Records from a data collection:
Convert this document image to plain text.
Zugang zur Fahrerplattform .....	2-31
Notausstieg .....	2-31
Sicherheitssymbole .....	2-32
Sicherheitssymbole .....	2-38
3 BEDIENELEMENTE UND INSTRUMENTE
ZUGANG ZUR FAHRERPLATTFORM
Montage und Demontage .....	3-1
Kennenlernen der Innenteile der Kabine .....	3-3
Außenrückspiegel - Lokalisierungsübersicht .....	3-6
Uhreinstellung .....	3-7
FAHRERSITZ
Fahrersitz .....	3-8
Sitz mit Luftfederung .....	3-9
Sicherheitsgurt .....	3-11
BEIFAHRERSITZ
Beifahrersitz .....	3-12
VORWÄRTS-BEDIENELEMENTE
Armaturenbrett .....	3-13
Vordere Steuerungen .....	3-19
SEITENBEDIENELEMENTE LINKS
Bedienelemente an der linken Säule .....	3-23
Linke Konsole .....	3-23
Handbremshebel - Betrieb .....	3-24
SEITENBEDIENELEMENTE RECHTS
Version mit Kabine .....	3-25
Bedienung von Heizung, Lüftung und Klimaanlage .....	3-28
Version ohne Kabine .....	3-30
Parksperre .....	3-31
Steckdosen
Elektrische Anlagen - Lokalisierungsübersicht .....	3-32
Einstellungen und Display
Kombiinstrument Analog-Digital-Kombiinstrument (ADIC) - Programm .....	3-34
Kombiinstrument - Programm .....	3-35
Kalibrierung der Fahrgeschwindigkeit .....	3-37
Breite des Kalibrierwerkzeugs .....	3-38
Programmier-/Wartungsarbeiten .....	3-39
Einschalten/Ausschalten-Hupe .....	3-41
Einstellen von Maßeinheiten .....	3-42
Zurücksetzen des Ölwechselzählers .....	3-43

SET TASK:
Word for word, quote all of the data above.

FINISHED EXERCISE:
Convert this document image to plain text.
Zugang zur Fahrerplattform .....	2-31
Notausstieg .....	2-31
Sicherheitssymbole .....	2-32
Sicherheitssymbole .....	2-38
3 BEDIENELEMENTE UND INSTRUMENTE
ZUGANG ZUR FAHRERPLATTFORM
Montage und Demontage .....	3-1
Kennenlernen der Innenteile der Kabine .....	3-3
Außenrückspiegel - Lokalisierungsübersicht .....	3-6
Uhreinstellung .....	3-7
FAHRERSITZ
Fahrersitz .....	3-8
Sitz mit Luftfederung .....	3-9
Sicherheitsgurt .....	3-11
BEIFAHRERSITZ
Beifahrersitz .....	3-12
VORWÄRTS-BEDIENELEMENTE
Armaturenbrett .....	3-13
Vordere Steuerungen .....	3-19
SEITENBEDIENELEMENTE LINKS
Bedienelemente an der linken Säule .....	3-23
Linke Konsole .....	3-23
Handbremshebel - Betrieb .....	3-24
SEITENBEDIENELEMENTE RECHTS
Version mit Kabine .....	3-25
Bedienung von Heizung, Lüftung und Klimaanlage .....	3-28
Version ohne Kabine .....	3-30
Parksperre .....	3-31
Steckdosen
Elektrische Anlagen - Lokalisierungsübersicht .....	3-32
Einstellungen und Display
Kombiinstrument Analog-Digital-Kombiinstrument (ADIC) - Programm .....	3-34
Kombiinstrument - Programm .....	3-35
Kalibrierung der Fahrgeschwindigkeit .....	3-37
Breite des Kalibrierwerkzeugs .....	3-38
Programmier-/Wartungsarbeiten .....	3-39
Einschalten/Ausschalten-Hupe .....	3-41
Einstellen von Maßeinheiten .....	3-42
Zurücksetzen des Ölwechselzählers .....	3-43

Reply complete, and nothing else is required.